AIM :: For each line in the data below that holds "every", return a copy.

EXERCISE MATERIALS ::
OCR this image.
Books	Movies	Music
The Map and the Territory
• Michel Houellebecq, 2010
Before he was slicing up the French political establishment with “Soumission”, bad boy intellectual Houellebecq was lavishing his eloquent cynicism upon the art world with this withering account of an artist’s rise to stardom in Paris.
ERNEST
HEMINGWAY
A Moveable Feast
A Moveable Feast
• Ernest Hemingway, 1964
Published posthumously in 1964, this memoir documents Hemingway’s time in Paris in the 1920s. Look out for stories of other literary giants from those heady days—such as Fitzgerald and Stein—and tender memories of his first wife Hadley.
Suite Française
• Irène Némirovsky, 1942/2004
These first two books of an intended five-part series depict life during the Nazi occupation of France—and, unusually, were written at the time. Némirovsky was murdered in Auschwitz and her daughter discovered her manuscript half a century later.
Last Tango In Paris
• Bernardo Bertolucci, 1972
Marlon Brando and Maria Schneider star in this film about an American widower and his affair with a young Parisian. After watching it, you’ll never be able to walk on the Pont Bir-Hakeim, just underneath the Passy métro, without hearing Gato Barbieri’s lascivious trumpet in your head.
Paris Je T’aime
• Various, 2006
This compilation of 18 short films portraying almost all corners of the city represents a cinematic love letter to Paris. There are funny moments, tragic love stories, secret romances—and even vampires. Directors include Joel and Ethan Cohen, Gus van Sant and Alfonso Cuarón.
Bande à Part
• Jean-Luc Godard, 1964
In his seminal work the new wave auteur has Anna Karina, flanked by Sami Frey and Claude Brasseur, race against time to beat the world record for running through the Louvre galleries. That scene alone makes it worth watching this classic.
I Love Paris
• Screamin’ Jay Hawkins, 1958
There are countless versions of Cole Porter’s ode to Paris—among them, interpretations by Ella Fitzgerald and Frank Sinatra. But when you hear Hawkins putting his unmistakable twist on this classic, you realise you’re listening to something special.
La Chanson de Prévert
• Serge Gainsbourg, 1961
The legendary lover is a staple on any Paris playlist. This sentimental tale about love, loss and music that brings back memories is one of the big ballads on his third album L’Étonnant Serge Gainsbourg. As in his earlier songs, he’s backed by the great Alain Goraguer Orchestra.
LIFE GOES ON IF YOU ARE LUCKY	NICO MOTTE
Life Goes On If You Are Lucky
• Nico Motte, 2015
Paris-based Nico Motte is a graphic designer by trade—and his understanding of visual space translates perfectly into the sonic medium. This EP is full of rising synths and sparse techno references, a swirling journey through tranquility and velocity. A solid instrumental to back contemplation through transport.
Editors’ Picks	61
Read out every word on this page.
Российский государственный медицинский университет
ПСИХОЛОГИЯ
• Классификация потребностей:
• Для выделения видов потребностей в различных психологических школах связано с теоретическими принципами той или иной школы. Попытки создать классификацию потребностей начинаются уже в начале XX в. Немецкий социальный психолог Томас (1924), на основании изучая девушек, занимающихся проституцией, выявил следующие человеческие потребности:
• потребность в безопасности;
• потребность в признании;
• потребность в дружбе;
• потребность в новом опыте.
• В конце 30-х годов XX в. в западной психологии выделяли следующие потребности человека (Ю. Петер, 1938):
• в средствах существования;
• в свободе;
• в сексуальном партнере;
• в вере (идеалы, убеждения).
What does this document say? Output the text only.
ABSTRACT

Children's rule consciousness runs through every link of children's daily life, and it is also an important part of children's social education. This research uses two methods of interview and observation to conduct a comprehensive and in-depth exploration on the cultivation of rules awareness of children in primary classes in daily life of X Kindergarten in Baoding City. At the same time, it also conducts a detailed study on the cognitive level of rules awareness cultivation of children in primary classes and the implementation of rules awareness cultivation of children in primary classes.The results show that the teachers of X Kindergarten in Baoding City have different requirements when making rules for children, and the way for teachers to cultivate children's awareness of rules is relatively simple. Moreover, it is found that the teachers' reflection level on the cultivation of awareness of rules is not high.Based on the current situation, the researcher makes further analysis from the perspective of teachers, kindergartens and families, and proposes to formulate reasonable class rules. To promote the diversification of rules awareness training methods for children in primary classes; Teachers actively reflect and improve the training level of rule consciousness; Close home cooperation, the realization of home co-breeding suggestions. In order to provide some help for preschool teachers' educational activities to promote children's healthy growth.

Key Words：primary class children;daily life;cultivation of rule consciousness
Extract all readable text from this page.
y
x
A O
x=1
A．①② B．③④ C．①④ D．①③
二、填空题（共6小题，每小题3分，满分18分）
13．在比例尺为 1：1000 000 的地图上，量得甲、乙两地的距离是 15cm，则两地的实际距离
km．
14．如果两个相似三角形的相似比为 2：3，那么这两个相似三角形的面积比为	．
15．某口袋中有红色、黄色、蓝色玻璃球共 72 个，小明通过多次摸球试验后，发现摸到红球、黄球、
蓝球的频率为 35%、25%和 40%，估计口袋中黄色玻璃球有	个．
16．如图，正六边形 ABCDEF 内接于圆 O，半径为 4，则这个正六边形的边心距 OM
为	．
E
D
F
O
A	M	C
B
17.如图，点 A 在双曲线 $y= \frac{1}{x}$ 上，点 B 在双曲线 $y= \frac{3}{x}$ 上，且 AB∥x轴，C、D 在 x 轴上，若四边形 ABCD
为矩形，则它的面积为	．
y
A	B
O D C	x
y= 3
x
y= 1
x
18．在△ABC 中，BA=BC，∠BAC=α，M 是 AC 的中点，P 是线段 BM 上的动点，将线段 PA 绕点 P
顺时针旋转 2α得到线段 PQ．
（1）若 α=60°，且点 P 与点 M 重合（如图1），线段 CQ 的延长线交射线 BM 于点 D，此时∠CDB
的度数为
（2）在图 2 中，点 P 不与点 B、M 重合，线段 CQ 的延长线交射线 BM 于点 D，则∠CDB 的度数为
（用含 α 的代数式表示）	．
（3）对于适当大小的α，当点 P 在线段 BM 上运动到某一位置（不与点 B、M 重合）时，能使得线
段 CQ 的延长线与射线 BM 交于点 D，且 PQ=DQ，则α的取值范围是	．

CORRECT ANSWER ::
Read out every word on this page.
Children's rule consciousness runs through every link of children's daily life, and it is also an important part of children's social education. This research uses two methods of interview and observation to conduct a comprehensive and in-depth exploration on the cultivation of rules awareness of children in primary classes in daily life of X Kindergarten in Baoding City. At the same time, it also conducts a detailed study on the cognitive level of rules awareness cultivation of children in primary classes and the implementation of rules awareness cultivation of children in primary classes.The results show that the teachers of X Kindergarten in Baoding City have different requirements when making rules for children, and the way for teachers to cultivate children's awareness of rules is relatively simple. Moreover, it is found that the teachers' reflection level on the cultivation of awareness of rules is not high.Based on the current situation, the researcher makes further analysis from the perspective of teachers, kindergartens and families, and proposes to formulate reasonable class rules. To promote the diversification of rules awareness training methods for children in primary classes; Teachers actively reflect and improve the training level of rule consciousness; Close home cooperation, the realization of home co-breeding suggestions. In order to provide some help for preschool teachers' educational activities to promote children's healthy growth.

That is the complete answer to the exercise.